====== Provided data
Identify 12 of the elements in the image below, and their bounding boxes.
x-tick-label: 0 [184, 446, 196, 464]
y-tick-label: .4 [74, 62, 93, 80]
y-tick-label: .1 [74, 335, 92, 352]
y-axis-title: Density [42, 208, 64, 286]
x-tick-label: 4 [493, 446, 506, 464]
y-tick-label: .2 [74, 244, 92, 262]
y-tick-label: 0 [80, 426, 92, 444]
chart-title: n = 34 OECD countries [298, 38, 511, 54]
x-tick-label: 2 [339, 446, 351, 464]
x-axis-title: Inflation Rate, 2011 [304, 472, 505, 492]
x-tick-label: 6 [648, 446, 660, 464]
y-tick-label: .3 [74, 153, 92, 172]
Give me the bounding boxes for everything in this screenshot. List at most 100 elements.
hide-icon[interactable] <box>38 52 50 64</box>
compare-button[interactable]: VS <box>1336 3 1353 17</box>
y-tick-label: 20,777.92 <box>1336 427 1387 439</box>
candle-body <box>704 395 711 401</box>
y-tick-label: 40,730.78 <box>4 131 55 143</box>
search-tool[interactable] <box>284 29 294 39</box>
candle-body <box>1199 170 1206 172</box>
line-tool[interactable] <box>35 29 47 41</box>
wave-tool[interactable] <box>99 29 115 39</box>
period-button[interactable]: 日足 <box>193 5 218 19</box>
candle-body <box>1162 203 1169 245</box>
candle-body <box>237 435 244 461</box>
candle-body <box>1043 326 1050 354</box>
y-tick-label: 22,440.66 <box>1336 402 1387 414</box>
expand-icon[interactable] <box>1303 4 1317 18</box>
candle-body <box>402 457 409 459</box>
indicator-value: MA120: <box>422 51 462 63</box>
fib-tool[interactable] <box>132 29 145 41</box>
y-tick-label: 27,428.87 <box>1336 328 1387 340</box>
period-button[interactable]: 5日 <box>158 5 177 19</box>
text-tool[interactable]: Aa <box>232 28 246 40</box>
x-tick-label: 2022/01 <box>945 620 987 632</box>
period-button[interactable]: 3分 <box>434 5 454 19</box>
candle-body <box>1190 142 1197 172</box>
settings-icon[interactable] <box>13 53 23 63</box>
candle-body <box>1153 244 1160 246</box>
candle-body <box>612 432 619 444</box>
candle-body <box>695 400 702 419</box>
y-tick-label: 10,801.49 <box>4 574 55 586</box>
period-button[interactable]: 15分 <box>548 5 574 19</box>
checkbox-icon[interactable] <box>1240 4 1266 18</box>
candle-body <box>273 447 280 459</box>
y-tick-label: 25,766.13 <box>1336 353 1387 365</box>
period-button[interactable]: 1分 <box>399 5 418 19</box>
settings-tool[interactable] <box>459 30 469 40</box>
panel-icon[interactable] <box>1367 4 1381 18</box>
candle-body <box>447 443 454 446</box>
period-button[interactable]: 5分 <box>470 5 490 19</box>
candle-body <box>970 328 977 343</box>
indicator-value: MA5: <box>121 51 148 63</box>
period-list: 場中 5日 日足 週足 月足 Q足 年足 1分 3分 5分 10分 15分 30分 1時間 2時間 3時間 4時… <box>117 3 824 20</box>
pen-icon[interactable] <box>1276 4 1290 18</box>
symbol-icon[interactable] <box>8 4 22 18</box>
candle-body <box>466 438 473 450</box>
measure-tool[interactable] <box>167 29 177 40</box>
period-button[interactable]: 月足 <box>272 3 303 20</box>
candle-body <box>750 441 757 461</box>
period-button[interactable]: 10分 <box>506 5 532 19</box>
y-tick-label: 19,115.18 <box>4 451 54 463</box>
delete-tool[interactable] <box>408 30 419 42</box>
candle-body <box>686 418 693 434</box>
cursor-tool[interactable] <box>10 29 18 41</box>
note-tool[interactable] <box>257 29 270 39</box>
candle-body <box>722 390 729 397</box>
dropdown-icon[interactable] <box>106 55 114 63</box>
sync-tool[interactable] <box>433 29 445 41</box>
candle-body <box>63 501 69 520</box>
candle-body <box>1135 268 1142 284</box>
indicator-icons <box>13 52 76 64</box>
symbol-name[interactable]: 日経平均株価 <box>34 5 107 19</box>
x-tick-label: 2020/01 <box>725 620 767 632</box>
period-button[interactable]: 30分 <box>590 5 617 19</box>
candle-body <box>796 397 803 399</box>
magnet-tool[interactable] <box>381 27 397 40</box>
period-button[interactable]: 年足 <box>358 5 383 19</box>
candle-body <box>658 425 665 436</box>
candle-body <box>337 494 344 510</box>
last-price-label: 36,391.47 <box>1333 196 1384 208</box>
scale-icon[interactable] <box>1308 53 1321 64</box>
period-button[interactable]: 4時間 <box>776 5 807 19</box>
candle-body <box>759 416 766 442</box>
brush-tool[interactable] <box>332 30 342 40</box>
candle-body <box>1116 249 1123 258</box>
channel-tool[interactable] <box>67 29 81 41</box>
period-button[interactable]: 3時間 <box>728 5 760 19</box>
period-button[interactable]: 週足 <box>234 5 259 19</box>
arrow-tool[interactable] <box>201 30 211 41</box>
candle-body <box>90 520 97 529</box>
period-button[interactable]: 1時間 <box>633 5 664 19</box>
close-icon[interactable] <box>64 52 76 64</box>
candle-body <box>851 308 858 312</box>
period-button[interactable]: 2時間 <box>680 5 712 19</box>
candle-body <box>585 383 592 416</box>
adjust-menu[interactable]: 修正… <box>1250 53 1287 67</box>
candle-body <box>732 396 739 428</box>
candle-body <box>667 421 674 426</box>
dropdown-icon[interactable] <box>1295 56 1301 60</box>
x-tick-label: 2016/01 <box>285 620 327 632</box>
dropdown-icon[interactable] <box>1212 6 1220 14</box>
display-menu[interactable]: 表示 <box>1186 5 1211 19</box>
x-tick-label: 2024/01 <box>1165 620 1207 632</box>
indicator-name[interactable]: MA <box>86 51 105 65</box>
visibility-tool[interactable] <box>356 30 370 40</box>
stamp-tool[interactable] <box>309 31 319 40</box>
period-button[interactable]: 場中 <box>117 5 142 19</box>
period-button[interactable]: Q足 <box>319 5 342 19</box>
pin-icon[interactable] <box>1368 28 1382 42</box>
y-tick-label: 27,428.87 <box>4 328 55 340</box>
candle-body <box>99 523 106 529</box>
============
What is expected: Present every line of the entries above as a Markdown table with the columns "Row" and "Text": "Row" holds the row number and "Text" holds the line. Leave out blank lines.

Written response:
| Row | Text |
|---|---|
| 1 | Identify 12 of the elements in the image below, and their bounding boxes. |
| 2 | x-tick-label: 0 [184, 446, 196, 464] |
| 3 | y-tick-label: .4 [74, 62, 93, 80] |
| 4 | y-tick-label: .1 [74, 335, 92, 352] |
| 5 | y-axis-title: Density [42, 208, 64, 286] |
| 6 | x-tick-label: 4 [493, 446, 506, 464] |
| 7 | y-tick-label: .2 [74, 244, 92, 262] |
| 8 | y-tick-label: 0 [80, 426, 92, 444] |
| 9 | chart-title: n = 34 OECD countries [298, 38, 511, 54] |
| 10 | x-tick-label: 2 [339, 446, 351, 464] |
| 11 | x-axis-title: Inflation Rate, 2011 [304, 472, 505, 492] |
| 12 | x-tick-label: 6 [648, 446, 660, 464] |
| 13 | y-tick-label: .3 [74, 153, 92, 172] |
| 14 | Give me the bounding boxes for everything in this screenshot. List at most 100 elements. |
| 15 | hide-icon[interactable] <box>38 52 50 64</box> |
| 16 | compare-button[interactable]: VS <box>1336 3 1353 17</box> |
| 17 | y-tick-label: 20,777.92 <box>1336 427 1387 439</box> |
| 18 | candle-body <box>704 395 711 401</box> |
| 19 | y-tick-label: 40,730.78 <box>4 131 55 143</box> |
| 20 | search-tool[interactable] <box>284 29 294 39</box> |
| 21 | candle-body <box>1199 170 1206 172</box> |
| 22 | line-tool[interactable] <box>35 29 47 41</box> |
| 23 | wave-tool[interactable] <box>99 29 115 39</box> |
| 24 | period-button[interactable]: 日足 <box>193 5 218 19</box> |
| 25 | candle-body <box>1162 203 1169 245</box> |
| 26 | candle-body <box>237 435 244 461</box> |
| 27 | candle-body <box>1043 326 1050 354</box> |
| 28 | y-tick-label: 22,440.66 <box>1336 402 1387 414</box> |
| 29 | expand-icon[interactable] <box>1303 4 1317 18</box> |
| 30 | candle-body <box>402 457 409 459</box> |
| 31 | indicator-value: MA120: <box>422 51 462 63</box> |
| 32 | fib-tool[interactable] <box>132 29 145 41</box> |
| 33 | y-tick-label: 27,428.87 <box>1336 328 1387 340</box> |
| 34 | period-button[interactable]: 5日 <box>158 5 177 19</box> |
| 35 | text-tool[interactable]: Aa <box>232 28 246 40</box> |
| 36 | x-tick-label: 2022/01 <box>945 620 987 632</box> |
| 37 | period-button[interactable]: 3分 <box>434 5 454 19</box> |
| 38 | candle-body <box>1190 142 1197 172</box> |
| 39 | settings-icon[interactable] <box>13 53 23 63</box> |
| 40 | candle-body <box>1153 244 1160 246</box> |
| 41 | candle-body <box>612 432 619 444</box> |
| 42 | candle-body <box>695 400 702 419</box> |
| 43 | y-tick-label: 10,801.49 <box>4 574 55 586</box> |
| 44 | period-button[interactable]: 15分 <box>548 5 574 19</box> |
| 45 | checkbox-icon[interactable] <box>1240 4 1266 18</box> |
| 46 | candle-body <box>273 447 280 459</box> |
| 47 | y-tick-label: 25,766.13 <box>1336 353 1387 365</box> |
| 48 | period-button[interactable]: 1分 <box>399 5 418 19</box> |
| 49 | settings-tool[interactable] <box>459 30 469 40</box> |
| 50 | panel-icon[interactable] <box>1367 4 1381 18</box> |
| 51 | candle-body <box>447 443 454 446</box> |
| 52 | period-button[interactable]: 5分 <box>470 5 490 19</box> |
| 53 | candle-body <box>970 328 977 343</box> |
| 54 | indicator-value: MA5: <box>121 51 148 63</box> |
| 55 | period-list: 場中 5日 日足 週足 月足 Q足 年足 1分 3分 5分 10分 15分 30分 1時間 2時間 3時間 4時… <box>117 3 824 20</box> |
| 56 | pen-icon[interactable] <box>1276 4 1290 18</box> |
| 57 | symbol-icon[interactable] <box>8 4 22 18</box> |
| 58 | candle-body <box>466 438 473 450</box> |
| 59 | measure-tool[interactable] <box>167 29 177 40</box> |
| 60 | period-button[interactable]: 月足 <box>272 3 303 20</box> |
| 61 | candle-body <box>750 441 757 461</box> |
| 62 | period-button[interactable]: 10分 <box>506 5 532 19</box> |
| 63 | y-tick-label: 19,115.18 <box>4 451 54 463</box> |
| 64 | delete-tool[interactable] <box>408 30 419 42</box> |
| 65 | candle-body <box>686 418 693 434</box> |
| 66 | cursor-tool[interactable] <box>10 29 18 41</box> |
| 67 | note-tool[interactable] <box>257 29 270 39</box> |
| 68 | candle-body <box>722 390 729 397</box> |
| 69 | dropdown-icon[interactable] <box>106 55 114 63</box> |
| 70 | sync-tool[interactable] <box>433 29 445 41</box> |
| 71 | candle-body <box>63 501 69 520</box> |
| 72 | candle-body <box>1135 268 1142 284</box> |
| 73 | indicator-icons <box>13 52 76 64</box> |
| 74 | symbol-name[interactable]: 日経平均株価 <box>34 5 107 19</box> |
| 75 | x-tick-label: 2020/01 <box>725 620 767 632</box> |
| 76 | period-button[interactable]: 30分 <box>590 5 617 19</box> |
| 77 | candle-body <box>796 397 803 399</box> |
| 78 | magnet-tool[interactable] <box>381 27 397 40</box> |
| 79 | period-button[interactable]: 年足 <box>358 5 383 19</box> |
| 80 | candle-body <box>658 425 665 436</box> |
| 81 | candle-body <box>337 494 344 510</box> |
| 82 | last-price-label: 36,391.47 <box>1333 196 1384 208</box> |
| 83 | scale-icon[interactable] <box>1308 53 1321 64</box> |
| 84 | period-button[interactable]: 4時間 <box>776 5 807 19</box> |
| 85 | candle-body <box>759 416 766 442</box> |
| 86 | brush-tool[interactable] <box>332 30 342 40</box> |
| 87 | candle-body <box>1116 249 1123 258</box> |
| 88 | channel-tool[interactable] <box>67 29 81 41</box> |
| 89 | period-button[interactable]: 3時間 <box>728 5 760 19</box> |
| 90 | period-button[interactable]: 週足 <box>234 5 259 19</box> |
| 91 | arrow-tool[interactable] <box>201 30 211 41</box> |
| 92 | candle-body <box>90 520 97 529</box> |
| 93 | period-button[interactable]: 1時間 <box>633 5 664 19</box> |
| 94 | close-icon[interactable] <box>64 52 76 64</box> |
| 95 | candle-body <box>851 308 858 312</box> |
| 96 | period-button[interactable]: 2時間 <box>680 5 712 19</box> |
| 97 | candle-body <box>585 383 592 416</box> |
| 98 | adjust-menu[interactable]: 修正… <box>1250 53 1287 67</box> |
| 99 | candle-body <box>732 396 739 428</box> |
| 100 | candle-body <box>667 421 674 426</box> |
| 101 | dropdown-icon[interactable] <box>1295 56 1301 60</box> |
| 102 | x-tick-label: 2016/01 <box>285 620 327 632</box> |
| 103 | dropdown-icon[interactable] <box>1212 6 1220 14</box> |
| 104 | display-menu[interactable]: 表示 <box>1186 5 1211 19</box> |
| 105 | x-tick-label: 2024/01 <box>1165 620 1207 632</box> |
| 106 | indicator-name[interactable]: MA <box>86 51 105 65</box> |
| 107 | visibility-tool[interactable] <box>356 30 370 40</box> |
| 108 | stamp-tool[interactable] <box>309 31 319 40</box> |
| 109 | period-button[interactable]: 場中 <box>117 5 142 19</box> |
| 110 | period-button[interactable]: Q足 <box>319 5 342 19</box> |
| 111 | pin-icon[interactable] <box>1368 28 1382 42</box> |
| 112 | y-tick-label: 27,428.87 <box>4 328 55 340</box> |
| 113 | candle-body <box>99 523 106 529</box> |